Task statement
Return every entry exactly as written.

Rows
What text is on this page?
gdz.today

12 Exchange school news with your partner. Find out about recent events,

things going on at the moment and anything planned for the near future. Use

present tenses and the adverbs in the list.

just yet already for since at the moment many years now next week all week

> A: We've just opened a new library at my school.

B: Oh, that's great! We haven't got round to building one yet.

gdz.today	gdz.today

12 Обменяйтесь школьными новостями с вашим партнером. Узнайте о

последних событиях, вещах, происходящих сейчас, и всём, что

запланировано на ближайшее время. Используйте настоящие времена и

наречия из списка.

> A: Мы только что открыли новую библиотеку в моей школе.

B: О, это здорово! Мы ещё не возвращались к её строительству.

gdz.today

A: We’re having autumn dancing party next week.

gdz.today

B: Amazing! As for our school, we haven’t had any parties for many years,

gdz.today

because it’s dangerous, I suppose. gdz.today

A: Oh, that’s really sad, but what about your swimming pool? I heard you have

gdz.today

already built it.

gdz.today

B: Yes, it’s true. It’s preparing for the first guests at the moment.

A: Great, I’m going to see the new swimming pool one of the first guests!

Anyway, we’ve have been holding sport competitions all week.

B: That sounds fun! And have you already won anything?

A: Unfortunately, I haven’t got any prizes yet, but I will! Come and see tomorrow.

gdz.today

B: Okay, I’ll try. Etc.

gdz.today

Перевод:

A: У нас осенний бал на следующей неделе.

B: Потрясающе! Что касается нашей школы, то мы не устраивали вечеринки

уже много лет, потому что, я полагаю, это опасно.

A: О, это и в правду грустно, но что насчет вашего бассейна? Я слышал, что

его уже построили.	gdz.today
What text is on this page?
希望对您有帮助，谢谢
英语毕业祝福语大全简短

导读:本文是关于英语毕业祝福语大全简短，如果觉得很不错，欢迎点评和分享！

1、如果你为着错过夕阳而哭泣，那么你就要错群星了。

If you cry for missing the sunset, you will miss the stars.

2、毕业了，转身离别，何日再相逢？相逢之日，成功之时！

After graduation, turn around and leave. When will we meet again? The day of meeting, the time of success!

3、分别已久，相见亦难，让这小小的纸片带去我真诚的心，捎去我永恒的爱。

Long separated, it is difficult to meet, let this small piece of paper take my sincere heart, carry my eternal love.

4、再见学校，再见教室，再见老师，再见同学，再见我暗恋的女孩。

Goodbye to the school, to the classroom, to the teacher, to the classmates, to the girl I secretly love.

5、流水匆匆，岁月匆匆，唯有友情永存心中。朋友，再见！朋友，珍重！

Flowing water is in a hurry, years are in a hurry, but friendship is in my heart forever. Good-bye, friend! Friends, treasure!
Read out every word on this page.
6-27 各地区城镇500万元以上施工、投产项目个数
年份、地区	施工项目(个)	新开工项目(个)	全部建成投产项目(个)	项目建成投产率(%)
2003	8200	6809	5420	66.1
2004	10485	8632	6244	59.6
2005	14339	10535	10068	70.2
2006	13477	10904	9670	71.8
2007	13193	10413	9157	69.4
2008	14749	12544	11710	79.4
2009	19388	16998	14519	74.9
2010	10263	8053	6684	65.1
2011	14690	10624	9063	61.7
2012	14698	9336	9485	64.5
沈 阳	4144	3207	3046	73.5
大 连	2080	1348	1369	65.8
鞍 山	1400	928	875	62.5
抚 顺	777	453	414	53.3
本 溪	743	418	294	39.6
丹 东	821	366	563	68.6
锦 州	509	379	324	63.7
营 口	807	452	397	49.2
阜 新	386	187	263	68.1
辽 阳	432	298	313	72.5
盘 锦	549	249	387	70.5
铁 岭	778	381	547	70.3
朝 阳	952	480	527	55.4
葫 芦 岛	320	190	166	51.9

Completed task
What text is on this page?
gdz.today

12 Exchange school news with your partner. Find out about recent events,

things going on at the moment and anything planned for the near future. Use

present tenses and the adverbs in the list.

just yet already for since at the moment many years now next week all week

> A: We've just opened a new library at my school.

B: Oh, that's great! We haven't got round to building one yet.

gdz.today	gdz.today

12 Обменяйтесь школьными новостями с вашим партнером. Узнайте о

последних событиях, вещах, происходящих сейчас, и всём, что

запланировано на ближайшее время. Используйте настоящие времена и

наречия из списка.

> A: Мы только что открыли новую библиотеку в моей школе.

B: О, это здорово! Мы ещё не возвращались к её строительству.

gdz.today

A: We’re having autumn dancing party next week.

gdz.today

B: Amazing! As for our school, we haven’t had any parties for many years,

gdz.today

because it’s dangerous, I suppose. gdz.today

A: Oh, that’s really sad, but what about your swimming pool? I heard you have

gdz.today

already built it.

gdz.today

B: Yes, it’s true. It’s preparing for the first guests at the moment.

A: Great, I’m going to see the new swimming pool one of the first guests!

Anyway, we’ve have been holding sport competitions all week.

B: That sounds fun! And have you already won anything?

A: Unfortunately, I haven’t got any prizes yet, but I will! Come and see tomorrow.

gdz.today

B: Okay, I’ll try. Etc.

gdz.today

Перевод:

A: У нас осенний бал на следующей неделе.

B: Потрясающе! Что касается нашей школы, то мы не устраивали вечеринки

уже много лет, потому что, я полагаю, это опасно.

A: О, это и в правду грустно, но что насчет вашего бассейна? Я слышал, что

его уже построили.	gdz.today
What text is on this page?
希望对您有帮助，谢谢
英语毕业祝福语大全简短

导读:本文是关于英语毕业祝福语大全简短，如果觉得很不错，欢迎点评和分享！

1、如果你为着错过夕阳而哭泣，那么你就要错群星了。

If you cry for missing the sunset, you will miss the stars.

2、毕业了，转身离别，何日再相逢？相逢之日，成功之时！

After graduation, turn around and leave. When will we meet again? The day of meeting, the time of success!

3、分别已久，相见亦难，让这小小的纸片带去我真诚的心，捎去我永恒的爱。

Long separated, it is difficult to meet, let this small piece of paper take my sincere heart, carry my eternal love.

4、再见学校，再见教室，再见老师，再见同学，再见我暗恋的女孩。

Goodbye to the school, to the classroom, to the teacher, to the classmates, to the girl I secretly love.

5、流水匆匆，岁月匆匆，唯有友情永存心中。朋友，再见！朋友，珍重！

Flowing water is in a hurry, years are in a hurry, but friendship is in my heart forever. Good-bye, friend! Friends, treasure!
Read out every word on this page.
6-27 各地区城镇500万元以上施工、投产项目个数
年份、地区	施工项目(个)	新开工项目(个)	全部建成投产项目(个)	项目建成投产率(%)
2003	8200	6809	5420	66.1
2004	10485	8632	6244	59.6
2005	14339	10535	10068	70.2
2006	13477	10904	9670	71.8
2007	13193	10413	9157	69.4
2008	14749	12544	11710	79.4
2009	19388	16998	14519	74.9
2010	10263	8053	6684	65.1
2011	14690	10624	9063	61.7
2012	14698	9336	9485	64.5
沈 阳	4144	3207	3046	73.5
大 连	2080	1348	1369	65.8
鞍 山	1400	928	875	62.5
抚 顺	777	453	414	53.3
本 溪	743	418	294	39.6
丹 东	821	366	563	68.6
锦 州	509	379	324	63.7
营 口	807	452	397	49.2
阜 新	386	187	263	68.1
辽 阳	432	298	313	72.5
盘 锦	549	249	387	70.5
铁 岭	778	381	547	70.3
朝 阳	952	480	527	55.4
葫 芦 岛	320	190	166	51.9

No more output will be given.